Repeat the records word for word, excluding any picture.

# START OF EXTRACTED DATA

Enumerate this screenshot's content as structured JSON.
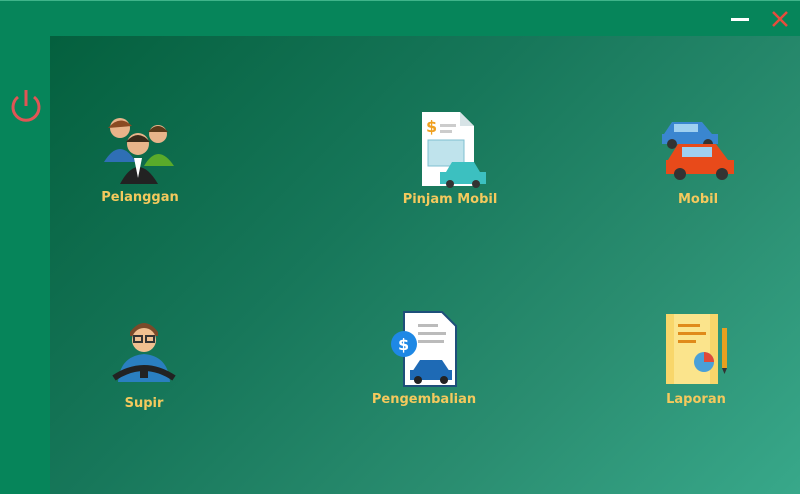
{
  "window": {
    "minimize_icon": "minimize-icon",
    "close_icon": "close-icon",
    "close_color": "#e74c3c"
  },
  "sidebar": {
    "power_icon": "power-icon",
    "power_color": "#e05555"
  },
  "menu": {
    "label_color": "#f4c95d",
    "items": [
      {
        "label": "Pelanggan",
        "icon": "customers-icon"
      },
      {
        "label": "Pinjam Mobil",
        "icon": "car-rental-invoice-icon"
      },
      {
        "label": "Mobil",
        "icon": "cars-icon"
      },
      {
        "label": "Supir",
        "icon": "driver-icon"
      },
      {
        "label": "Pengembalian",
        "icon": "car-return-invoice-icon"
      },
      {
        "label": "Laporan",
        "icon": "report-icon"
      }
    ]
  }
}
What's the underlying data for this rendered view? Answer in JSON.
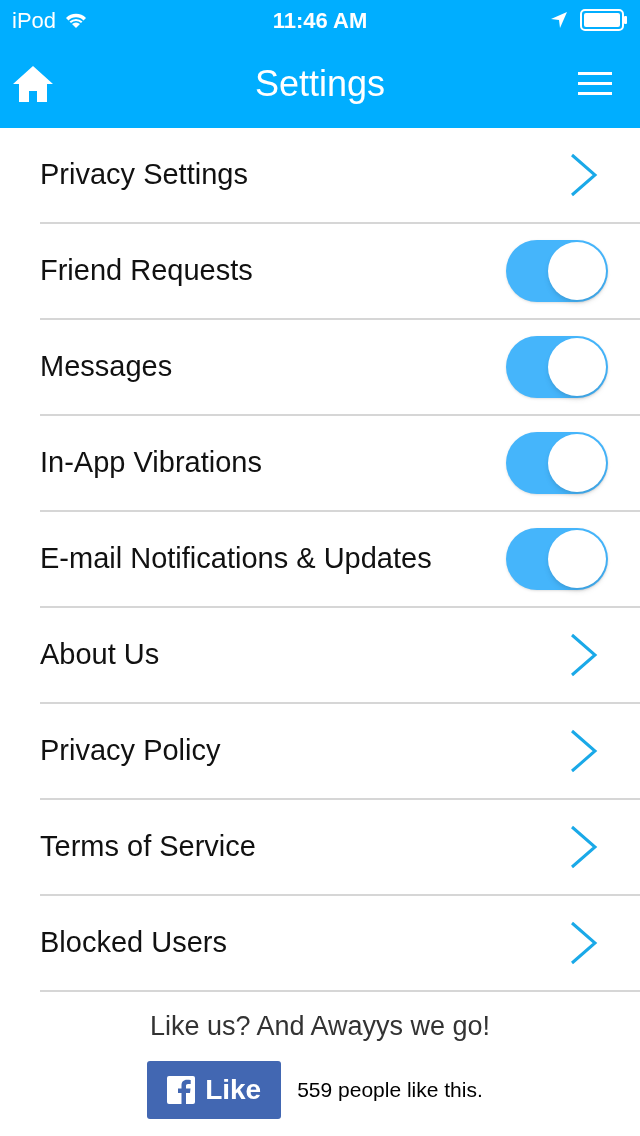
{
  "status_bar": {
    "carrier": "iPod",
    "time": "11:46 AM"
  },
  "nav": {
    "title": "Settings"
  },
  "rows": [
    {
      "kind": "link",
      "label": "Privacy Settings"
    },
    {
      "kind": "toggle",
      "label": "Friend Requests",
      "on": true
    },
    {
      "kind": "toggle",
      "label": "Messages",
      "on": true
    },
    {
      "kind": "toggle",
      "label": "In-App Vibrations",
      "on": true
    },
    {
      "kind": "toggle",
      "label": "E-mail Notifications & Updates",
      "on": true
    },
    {
      "kind": "link",
      "label": "About Us"
    },
    {
      "kind": "link",
      "label": "Privacy Policy"
    },
    {
      "kind": "link",
      "label": "Terms of Service"
    },
    {
      "kind": "link",
      "label": "Blocked Users"
    }
  ],
  "footer": {
    "tagline": "Like us? And Awayys we go!",
    "like_button": "Like",
    "like_count": "559 people like this."
  }
}
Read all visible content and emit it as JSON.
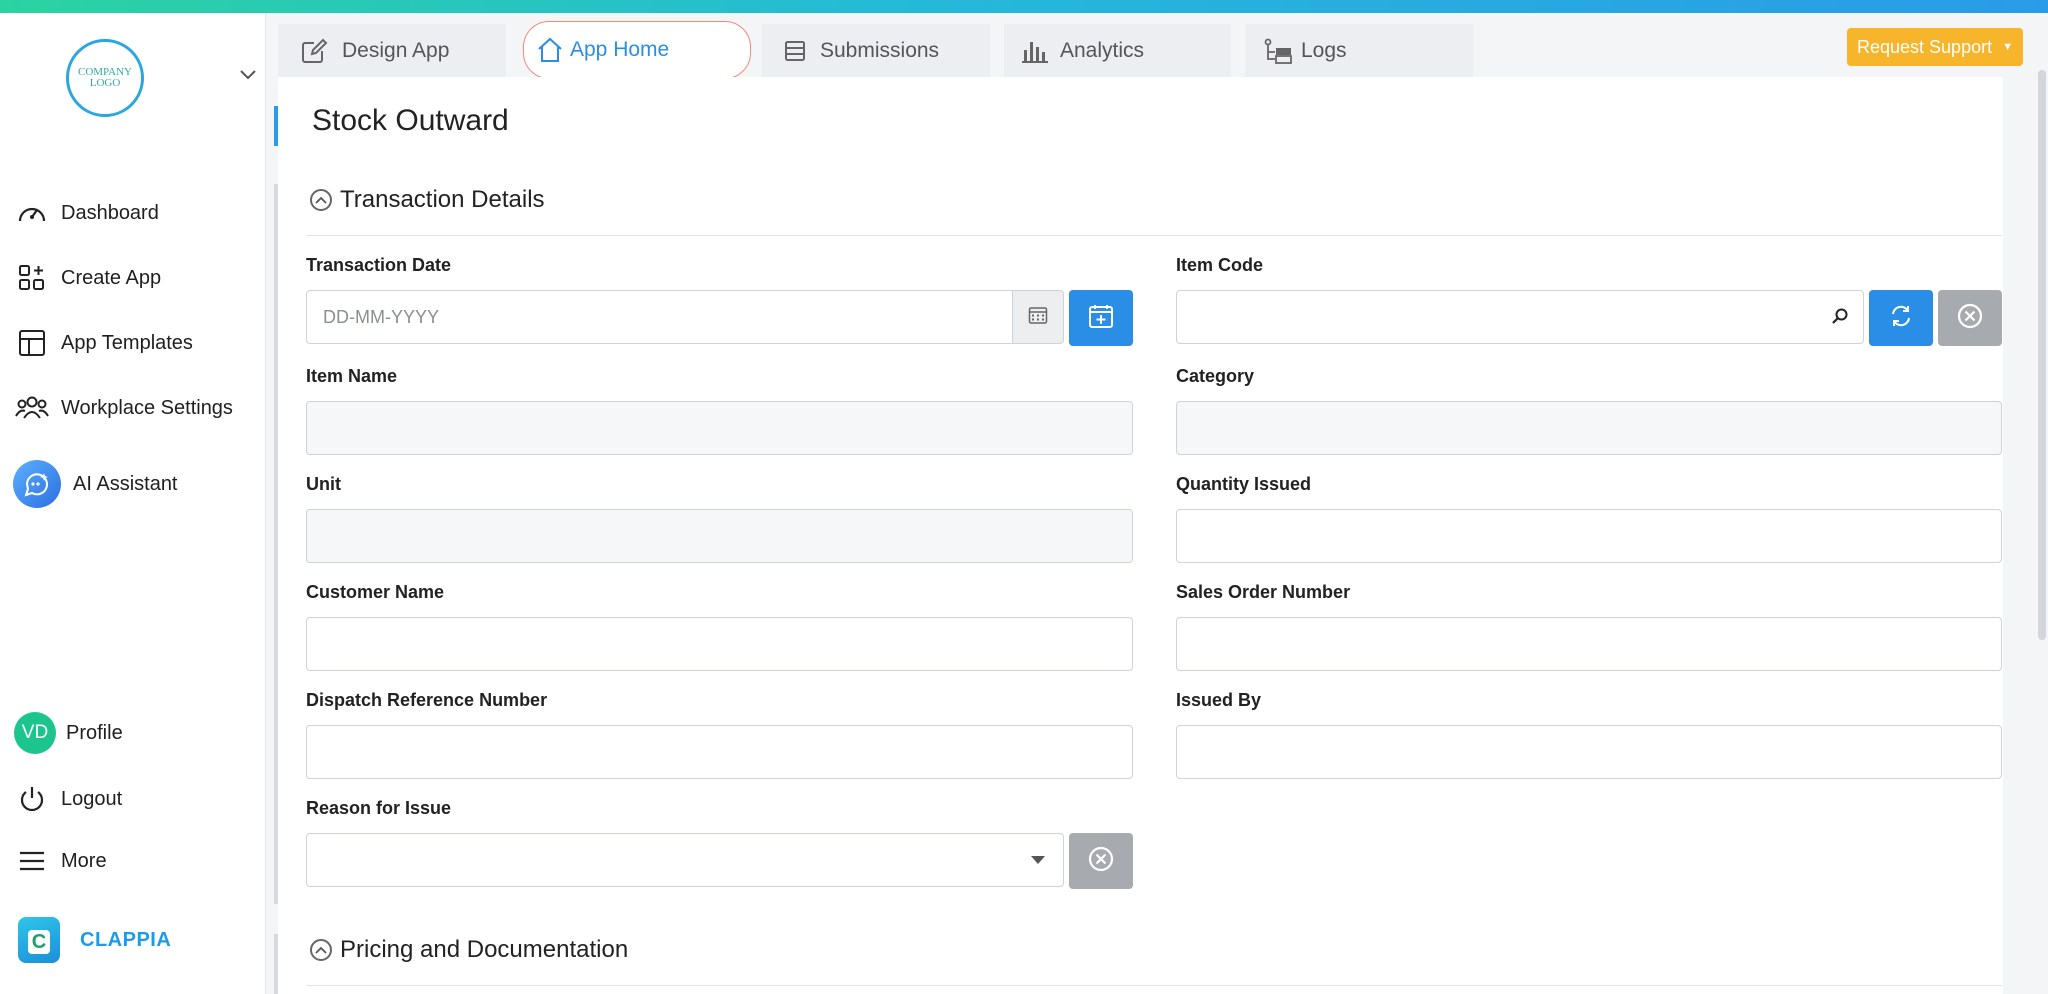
{
  "sidebar": {
    "logo_text": "COMPANY LOGO",
    "items": [
      {
        "label": "Dashboard"
      },
      {
        "label": "Create App"
      },
      {
        "label": "App Templates"
      },
      {
        "label": "Workplace Settings"
      },
      {
        "label": "AI Assistant"
      }
    ],
    "profile": {
      "initials": "VD",
      "label": "Profile"
    },
    "logout_label": "Logout",
    "more_label": "More",
    "brand_name": "CLAPPIA"
  },
  "tabs": [
    {
      "label": "Design App",
      "icon": "edit-icon"
    },
    {
      "label": "App Home",
      "icon": "home-icon",
      "active": true
    },
    {
      "label": "Submissions",
      "icon": "list-icon"
    },
    {
      "label": "Analytics",
      "icon": "bar-chart-icon"
    },
    {
      "label": "Logs",
      "icon": "logs-icon"
    }
  ],
  "support_button": "Request Support",
  "page_title": "Stock Outward",
  "sections": {
    "transaction": "Transaction Details",
    "pricing": "Pricing and Documentation"
  },
  "fields": {
    "transaction_date": {
      "label": "Transaction Date",
      "placeholder": "DD-MM-YYYY"
    },
    "item_code": {
      "label": "Item Code"
    },
    "item_name": {
      "label": "Item Name"
    },
    "category": {
      "label": "Category"
    },
    "unit": {
      "label": "Unit"
    },
    "quantity_issued": {
      "label": "Quantity Issued"
    },
    "customer_name": {
      "label": "Customer Name"
    },
    "sales_order_number": {
      "label": "Sales Order Number"
    },
    "dispatch_reference": {
      "label": "Dispatch Reference Number"
    },
    "issued_by": {
      "label": "Issued By"
    },
    "reason_for_issue": {
      "label": "Reason for Issue"
    }
  },
  "colors": {
    "accent": "#2a8ee6",
    "support": "#f6b52a",
    "avatar": "#1cc58d"
  }
}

# END OF EXTRACTED DATA

## [FINAL RESULT]
Enumerate this screenshot's content as structured JSON.
{
  "window": {
    "minimize_icon": "minimize-icon",
    "close_icon": "close-icon",
    "close_color": "#e74c3c"
  },
  "sidebar": {
    "power_icon": "power-icon",
    "power_color": "#e05555"
  },
  "menu": {
    "label_color": "#f4c95d",
    "items": [
      {
        "label": "Pelanggan",
        "icon": "customers-icon"
      },
      {
        "label": "Pinjam Mobil",
        "icon": "car-rental-invoice-icon"
      },
      {
        "label": "Mobil",
        "icon": "cars-icon"
      },
      {
        "label": "Supir",
        "icon": "driver-icon"
      },
      {
        "label": "Pengembalian",
        "icon": "car-return-invoice-icon"
      },
      {
        "label": "Laporan",
        "icon": "report-icon"
      }
    ]
  }
}
What's the underlying data for this rendered view? Answer in JSON.
{
  "status_bar": {
    "carrier": "iPod",
    "time": "11:46 AM"
  },
  "nav": {
    "title": "Settings"
  },
  "rows": [
    {
      "kind": "link",
      "label": "Privacy Settings"
    },
    {
      "kind": "toggle",
      "label": "Friend Requests",
      "on": true
    },
    {
      "kind": "toggle",
      "label": "Messages",
      "on": true
    },
    {
      "kind": "toggle",
      "label": "In-App Vibrations",
      "on": true
    },
    {
      "kind": "toggle",
      "label": "E-mail Notifications & Updates",
      "on": true
    },
    {
      "kind": "link",
      "label": "About Us"
    },
    {
      "kind": "link",
      "label": "Privacy Policy"
    },
    {
      "kind": "link",
      "label": "Terms of Service"
    },
    {
      "kind": "link",
      "label": "Blocked Users"
    }
  ],
  "footer": {
    "tagline": "Like us? And Awayys we go!",
    "like_button": "Like",
    "like_count": "559 people like this."
  }
}
Read all visible content and emit it as JSON.
{
  "sidebar": {
    "logo_text": "COMPANY LOGO",
    "items": [
      {
        "label": "Dashboard"
      },
      {
        "label": "Create App"
      },
      {
        "label": "App Templates"
      },
      {
        "label": "Workplace Settings"
      },
      {
        "label": "AI Assistant"
      }
    ],
    "profile": {
      "initials": "VD",
      "label": "Profile"
    },
    "logout_label": "Logout",
    "more_label": "More",
    "brand_name": "CLAPPIA"
  },
  "tabs": [
    {
      "label": "Design App",
      "icon": "edit-icon"
    },
    {
      "label": "App Home",
      "icon": "home-icon",
      "active": true
    },
    {
      "label": "Submissions",
      "icon": "list-icon"
    },
    {
      "label": "Analytics",
      "icon": "bar-chart-icon"
    },
    {
      "label": "Logs",
      "icon": "logs-icon"
    }
  ],
  "support_button": "Request Support",
  "page_title": "Stock Outward",
  "sections": {
    "transaction": "Transaction Details",
    "pricing": "Pricing and Documentation"
  },
  "fields": {
    "transaction_date": {
      "label": "Transaction Date",
      "placeholder": "DD-MM-YYYY"
    },
    "item_code": {
      "label": "Item Code"
    },
    "item_name": {
      "label": "Item Name"
    },
    "category": {
      "label": "Category"
    },
    "unit": {
      "label": "Unit"
    },
    "quantity_issued": {
      "label": "Quantity Issued"
    },
    "customer_name": {
      "label": "Customer Name"
    },
    "sales_order_number": {
      "label": "Sales Order Number"
    },
    "dispatch_reference": {
      "label": "Dispatch Reference Number"
    },
    "issued_by": {
      "label": "Issued By"
    },
    "reason_for_issue": {
      "label": "Reason for Issue"
    }
  },
  "colors": {
    "accent": "#2a8ee6",
    "support": "#f6b52a",
    "avatar": "#1cc58d"
  }
}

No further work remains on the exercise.